• _Problem details_
Emit the line that holds "OCR this image." and all lines following it through the end of the data, verbatim, and nothing else.

• _Listing_

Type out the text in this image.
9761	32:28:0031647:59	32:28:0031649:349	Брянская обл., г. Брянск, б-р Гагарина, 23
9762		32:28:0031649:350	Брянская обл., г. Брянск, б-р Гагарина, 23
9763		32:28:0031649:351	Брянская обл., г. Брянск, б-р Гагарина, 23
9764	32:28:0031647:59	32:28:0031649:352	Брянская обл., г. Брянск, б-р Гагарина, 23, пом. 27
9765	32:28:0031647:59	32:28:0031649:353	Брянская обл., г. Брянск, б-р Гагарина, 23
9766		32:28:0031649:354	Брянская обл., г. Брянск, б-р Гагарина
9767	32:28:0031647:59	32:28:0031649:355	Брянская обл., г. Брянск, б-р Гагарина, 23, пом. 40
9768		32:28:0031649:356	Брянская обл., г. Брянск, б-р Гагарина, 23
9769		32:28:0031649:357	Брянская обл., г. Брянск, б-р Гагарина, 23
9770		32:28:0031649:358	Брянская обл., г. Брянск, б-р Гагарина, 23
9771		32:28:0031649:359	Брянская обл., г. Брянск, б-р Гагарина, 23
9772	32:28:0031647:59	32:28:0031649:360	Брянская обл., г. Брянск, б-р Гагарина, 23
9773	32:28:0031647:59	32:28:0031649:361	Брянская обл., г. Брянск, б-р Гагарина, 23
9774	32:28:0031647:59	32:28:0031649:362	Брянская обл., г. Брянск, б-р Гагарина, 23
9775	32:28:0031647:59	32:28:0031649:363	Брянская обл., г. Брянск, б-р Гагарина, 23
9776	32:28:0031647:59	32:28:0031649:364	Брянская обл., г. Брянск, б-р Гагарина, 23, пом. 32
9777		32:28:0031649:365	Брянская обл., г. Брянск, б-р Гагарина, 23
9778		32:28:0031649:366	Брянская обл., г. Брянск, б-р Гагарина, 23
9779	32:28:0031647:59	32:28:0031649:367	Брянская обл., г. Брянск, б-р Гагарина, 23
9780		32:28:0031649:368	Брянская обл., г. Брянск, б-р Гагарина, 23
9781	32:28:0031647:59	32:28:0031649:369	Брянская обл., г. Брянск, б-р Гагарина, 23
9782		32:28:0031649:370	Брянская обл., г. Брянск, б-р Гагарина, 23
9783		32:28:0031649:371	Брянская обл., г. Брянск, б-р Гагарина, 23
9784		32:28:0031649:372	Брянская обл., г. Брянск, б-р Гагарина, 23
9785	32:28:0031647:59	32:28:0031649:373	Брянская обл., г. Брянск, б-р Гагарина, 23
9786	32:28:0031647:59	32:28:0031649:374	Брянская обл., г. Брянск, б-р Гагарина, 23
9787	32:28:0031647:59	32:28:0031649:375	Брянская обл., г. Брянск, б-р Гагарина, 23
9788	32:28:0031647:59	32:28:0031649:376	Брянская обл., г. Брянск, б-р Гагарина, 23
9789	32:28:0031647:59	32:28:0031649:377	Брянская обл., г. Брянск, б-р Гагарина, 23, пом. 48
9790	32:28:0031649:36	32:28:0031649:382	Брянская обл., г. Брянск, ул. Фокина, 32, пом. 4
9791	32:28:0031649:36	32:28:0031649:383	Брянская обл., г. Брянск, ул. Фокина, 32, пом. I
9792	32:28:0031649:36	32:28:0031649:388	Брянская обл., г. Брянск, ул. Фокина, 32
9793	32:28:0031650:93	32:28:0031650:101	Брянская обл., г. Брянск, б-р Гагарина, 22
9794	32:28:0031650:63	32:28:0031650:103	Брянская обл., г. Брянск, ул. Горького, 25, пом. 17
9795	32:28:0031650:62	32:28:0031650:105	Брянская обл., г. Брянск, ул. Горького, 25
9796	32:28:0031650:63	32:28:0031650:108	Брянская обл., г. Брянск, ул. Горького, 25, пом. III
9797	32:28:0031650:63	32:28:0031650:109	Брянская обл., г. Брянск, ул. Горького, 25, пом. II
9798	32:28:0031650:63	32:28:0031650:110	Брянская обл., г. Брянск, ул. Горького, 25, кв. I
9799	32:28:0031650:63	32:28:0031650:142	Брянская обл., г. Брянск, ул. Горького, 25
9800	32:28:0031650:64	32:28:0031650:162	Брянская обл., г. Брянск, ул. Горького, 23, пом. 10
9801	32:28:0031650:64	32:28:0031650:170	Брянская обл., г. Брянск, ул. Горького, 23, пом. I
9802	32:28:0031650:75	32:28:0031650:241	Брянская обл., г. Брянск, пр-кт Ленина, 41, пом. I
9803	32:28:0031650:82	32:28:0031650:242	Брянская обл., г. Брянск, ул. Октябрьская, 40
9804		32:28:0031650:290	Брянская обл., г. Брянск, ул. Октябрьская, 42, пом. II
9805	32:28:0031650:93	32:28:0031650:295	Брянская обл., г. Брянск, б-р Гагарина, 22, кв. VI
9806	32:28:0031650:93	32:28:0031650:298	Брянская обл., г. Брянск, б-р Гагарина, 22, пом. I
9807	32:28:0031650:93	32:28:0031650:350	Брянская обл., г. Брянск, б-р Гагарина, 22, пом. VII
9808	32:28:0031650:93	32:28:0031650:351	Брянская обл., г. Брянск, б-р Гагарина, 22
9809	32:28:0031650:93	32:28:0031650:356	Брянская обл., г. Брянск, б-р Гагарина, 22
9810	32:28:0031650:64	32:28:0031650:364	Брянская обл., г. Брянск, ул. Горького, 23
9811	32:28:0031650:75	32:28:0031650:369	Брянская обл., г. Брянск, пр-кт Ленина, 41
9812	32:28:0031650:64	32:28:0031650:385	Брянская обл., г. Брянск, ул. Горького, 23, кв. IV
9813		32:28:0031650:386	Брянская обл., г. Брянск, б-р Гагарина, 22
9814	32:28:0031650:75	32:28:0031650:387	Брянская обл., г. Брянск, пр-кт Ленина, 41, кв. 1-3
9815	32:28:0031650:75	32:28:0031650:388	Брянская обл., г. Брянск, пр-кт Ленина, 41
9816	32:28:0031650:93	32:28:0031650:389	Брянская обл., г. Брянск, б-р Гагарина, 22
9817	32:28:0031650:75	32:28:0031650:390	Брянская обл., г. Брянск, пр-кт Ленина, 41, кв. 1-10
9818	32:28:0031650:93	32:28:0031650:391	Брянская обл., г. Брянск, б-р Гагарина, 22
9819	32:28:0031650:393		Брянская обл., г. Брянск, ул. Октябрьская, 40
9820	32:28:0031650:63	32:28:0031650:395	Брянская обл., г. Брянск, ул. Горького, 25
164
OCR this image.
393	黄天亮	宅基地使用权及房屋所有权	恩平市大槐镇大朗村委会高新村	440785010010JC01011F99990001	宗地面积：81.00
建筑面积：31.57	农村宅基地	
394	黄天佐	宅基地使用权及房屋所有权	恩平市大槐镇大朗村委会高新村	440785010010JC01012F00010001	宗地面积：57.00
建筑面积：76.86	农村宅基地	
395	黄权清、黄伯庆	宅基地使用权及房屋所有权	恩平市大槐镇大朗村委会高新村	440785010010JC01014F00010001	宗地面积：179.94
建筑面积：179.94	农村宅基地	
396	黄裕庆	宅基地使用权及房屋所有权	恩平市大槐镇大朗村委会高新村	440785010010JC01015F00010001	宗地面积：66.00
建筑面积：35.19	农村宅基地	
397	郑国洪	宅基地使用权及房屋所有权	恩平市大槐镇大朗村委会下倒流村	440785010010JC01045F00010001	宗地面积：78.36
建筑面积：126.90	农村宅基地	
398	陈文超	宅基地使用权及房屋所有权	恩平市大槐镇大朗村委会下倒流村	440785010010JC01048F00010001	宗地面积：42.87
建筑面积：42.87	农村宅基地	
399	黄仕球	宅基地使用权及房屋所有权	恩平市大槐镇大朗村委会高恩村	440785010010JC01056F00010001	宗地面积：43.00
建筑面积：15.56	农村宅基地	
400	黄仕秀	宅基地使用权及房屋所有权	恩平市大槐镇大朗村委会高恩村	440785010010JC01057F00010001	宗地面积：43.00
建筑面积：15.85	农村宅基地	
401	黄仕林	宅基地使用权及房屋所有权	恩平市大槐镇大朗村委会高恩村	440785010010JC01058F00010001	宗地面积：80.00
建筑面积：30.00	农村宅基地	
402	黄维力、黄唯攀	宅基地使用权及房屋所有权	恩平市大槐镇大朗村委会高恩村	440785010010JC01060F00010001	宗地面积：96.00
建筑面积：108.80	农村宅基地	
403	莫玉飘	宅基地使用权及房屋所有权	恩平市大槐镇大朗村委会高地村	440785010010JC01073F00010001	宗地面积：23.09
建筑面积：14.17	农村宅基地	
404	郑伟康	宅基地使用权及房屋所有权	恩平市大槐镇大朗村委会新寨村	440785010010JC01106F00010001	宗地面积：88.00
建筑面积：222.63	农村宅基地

• _Written response_
OCR this image.
393	黄天亮	宅基地使用权及房屋所有权	恩平市大槐镇大朗村委会高新村	440785010010JC01011F99990001	宗地面积：81.00
建筑面积：31.57	农村宅基地	
394	黄天佐	宅基地使用权及房屋所有权	恩平市大槐镇大朗村委会高新村	440785010010JC01012F00010001	宗地面积：57.00
建筑面积：76.86	农村宅基地	
395	黄权清、黄伯庆	宅基地使用权及房屋所有权	恩平市大槐镇大朗村委会高新村	440785010010JC01014F00010001	宗地面积：179.94
建筑面积：179.94	农村宅基地	
396	黄裕庆	宅基地使用权及房屋所有权	恩平市大槐镇大朗村委会高新村	440785010010JC01015F00010001	宗地面积：66.00
建筑面积：35.19	农村宅基地	
397	郑国洪	宅基地使用权及房屋所有权	恩平市大槐镇大朗村委会下倒流村	440785010010JC01045F00010001	宗地面积：78.36
建筑面积：126.90	农村宅基地	
398	陈文超	宅基地使用权及房屋所有权	恩平市大槐镇大朗村委会下倒流村	440785010010JC01048F00010001	宗地面积：42.87
建筑面积：42.87	农村宅基地	
399	黄仕球	宅基地使用权及房屋所有权	恩平市大槐镇大朗村委会高恩村	440785010010JC01056F00010001	宗地面积：43.00
建筑面积：15.56	农村宅基地	
400	黄仕秀	宅基地使用权及房屋所有权	恩平市大槐镇大朗村委会高恩村	440785010010JC01057F00010001	宗地面积：43.00
建筑面积：15.85	农村宅基地	
401	黄仕林	宅基地使用权及房屋所有权	恩平市大槐镇大朗村委会高恩村	440785010010JC01058F00010001	宗地面积：80.00
建筑面积：30.00	农村宅基地	
402	黄维力、黄唯攀	宅基地使用权及房屋所有权	恩平市大槐镇大朗村委会高恩村	440785010010JC01060F00010001	宗地面积：96.00
建筑面积：108.80	农村宅基地	
403	莫玉飘	宅基地使用权及房屋所有权	恩平市大槐镇大朗村委会高地村	440785010010JC01073F00010001	宗地面积：23.09
建筑面积：14.17	农村宅基地	
404	郑伟康	宅基地使用权及房屋所有权	恩平市大槐镇大朗村委会新寨村	440785010010JC01106F00010001	宗地面积：88.00
建筑面积：222.63	农村宅基地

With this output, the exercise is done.